─── LISTING ───

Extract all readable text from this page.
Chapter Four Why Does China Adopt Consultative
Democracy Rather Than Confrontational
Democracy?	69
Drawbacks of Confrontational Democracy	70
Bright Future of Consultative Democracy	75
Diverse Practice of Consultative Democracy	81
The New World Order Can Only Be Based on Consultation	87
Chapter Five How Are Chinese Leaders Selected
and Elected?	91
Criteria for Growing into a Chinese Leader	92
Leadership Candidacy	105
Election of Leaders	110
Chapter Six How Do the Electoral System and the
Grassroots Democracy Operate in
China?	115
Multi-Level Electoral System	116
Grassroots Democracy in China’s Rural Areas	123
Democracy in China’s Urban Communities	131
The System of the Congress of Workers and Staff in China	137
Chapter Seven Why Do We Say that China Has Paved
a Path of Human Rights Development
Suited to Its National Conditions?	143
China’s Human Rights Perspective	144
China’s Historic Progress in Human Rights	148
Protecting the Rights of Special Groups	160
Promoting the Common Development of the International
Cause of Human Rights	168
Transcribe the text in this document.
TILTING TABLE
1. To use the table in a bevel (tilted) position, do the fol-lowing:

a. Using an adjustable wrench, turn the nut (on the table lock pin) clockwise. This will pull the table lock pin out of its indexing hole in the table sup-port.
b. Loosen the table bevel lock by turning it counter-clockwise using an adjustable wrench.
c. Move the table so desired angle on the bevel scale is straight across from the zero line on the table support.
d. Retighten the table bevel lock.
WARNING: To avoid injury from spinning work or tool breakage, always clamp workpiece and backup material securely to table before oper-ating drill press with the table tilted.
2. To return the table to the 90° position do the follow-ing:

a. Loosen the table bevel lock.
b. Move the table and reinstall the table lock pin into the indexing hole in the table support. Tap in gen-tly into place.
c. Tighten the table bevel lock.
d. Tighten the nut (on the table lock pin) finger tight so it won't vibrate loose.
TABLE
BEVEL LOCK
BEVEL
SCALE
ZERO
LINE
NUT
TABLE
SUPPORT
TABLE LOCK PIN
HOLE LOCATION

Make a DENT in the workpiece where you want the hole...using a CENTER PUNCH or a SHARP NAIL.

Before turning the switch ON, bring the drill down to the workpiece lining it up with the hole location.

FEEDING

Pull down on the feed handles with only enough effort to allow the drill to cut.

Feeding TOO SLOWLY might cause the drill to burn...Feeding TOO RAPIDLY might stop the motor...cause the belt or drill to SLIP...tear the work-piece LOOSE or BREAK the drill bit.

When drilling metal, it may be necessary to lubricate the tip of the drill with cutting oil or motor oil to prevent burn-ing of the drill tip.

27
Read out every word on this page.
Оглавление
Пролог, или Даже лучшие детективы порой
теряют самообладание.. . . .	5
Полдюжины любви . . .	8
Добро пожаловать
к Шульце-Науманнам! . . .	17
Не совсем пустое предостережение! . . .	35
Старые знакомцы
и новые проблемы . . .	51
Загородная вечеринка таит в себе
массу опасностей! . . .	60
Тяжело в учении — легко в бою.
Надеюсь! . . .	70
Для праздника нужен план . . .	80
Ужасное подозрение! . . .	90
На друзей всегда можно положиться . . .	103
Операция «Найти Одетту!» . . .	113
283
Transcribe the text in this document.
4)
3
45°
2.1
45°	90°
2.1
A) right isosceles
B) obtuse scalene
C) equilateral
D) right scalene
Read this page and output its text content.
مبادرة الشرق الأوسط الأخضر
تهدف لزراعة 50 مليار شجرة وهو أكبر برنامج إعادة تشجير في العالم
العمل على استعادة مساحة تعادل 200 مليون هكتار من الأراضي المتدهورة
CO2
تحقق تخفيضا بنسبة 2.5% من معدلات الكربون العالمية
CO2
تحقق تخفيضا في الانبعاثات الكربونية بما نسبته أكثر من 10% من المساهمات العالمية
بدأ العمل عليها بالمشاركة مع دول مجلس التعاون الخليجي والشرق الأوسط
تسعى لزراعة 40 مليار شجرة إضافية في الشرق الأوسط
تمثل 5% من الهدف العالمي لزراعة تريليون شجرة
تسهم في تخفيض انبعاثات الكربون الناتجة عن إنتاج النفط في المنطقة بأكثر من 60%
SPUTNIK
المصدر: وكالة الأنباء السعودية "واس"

───

Every line from the one holding "Read out every word on this page." through the final line of the listing must be echoed exactly; leave out all other lines.

- SOLUTION FOR THIS TASK
Read out every word on this page.
Оглавление
Пролог, или Даже лучшие детективы порой
теряют самообладание.. . . .	5
Полдюжины любви . . .	8
Добро пожаловать
к Шульце-Науманнам! . . .	17
Не совсем пустое предостережение! . . .	35
Старые знакомцы
и новые проблемы . . .	51
Загородная вечеринка таит в себе
массу опасностей! . . .	60
Тяжело в учении — легко в бою.
Надеюсь! . . .	70
Для праздника нужен план . . .	80
Ужасное подозрение! . . .	90
На друзей всегда можно положиться . . .	103
Операция «Найти Одетту!» . . .	113
283
Transcribe the text in this document.
4)
3
45°
2.1
45°	90°
2.1
A) right isosceles
B) obtuse scalene
C) equilateral
D) right scalene
Read this page and output its text content.
مبادرة الشرق الأوسط الأخضر
تهدف لزراعة 50 مليار شجرة وهو أكبر برنامج إعادة تشجير في العالم
العمل على استعادة مساحة تعادل 200 مليون هكتار من الأراضي المتدهورة
CO2
تحقق تخفيضا بنسبة 2.5% من معدلات الكربون العالمية
CO2
تحقق تخفيضا في الانبعاثات الكربونية بما نسبته أكثر من 10% من المساهمات العالمية
بدأ العمل عليها بالمشاركة مع دول مجلس التعاون الخليجي والشرق الأوسط
تسعى لزراعة 40 مليار شجرة إضافية في الشرق الأوسط
تمثل 5% من الهدف العالمي لزراعة تريليون شجرة
تسهم في تخفيض انبعاثات الكربون الناتجة عن إنتاج النفط في المنطقة بأكثر من 60%
SPUTNIK
المصدر: وكالة الأنباء السعودية "واس"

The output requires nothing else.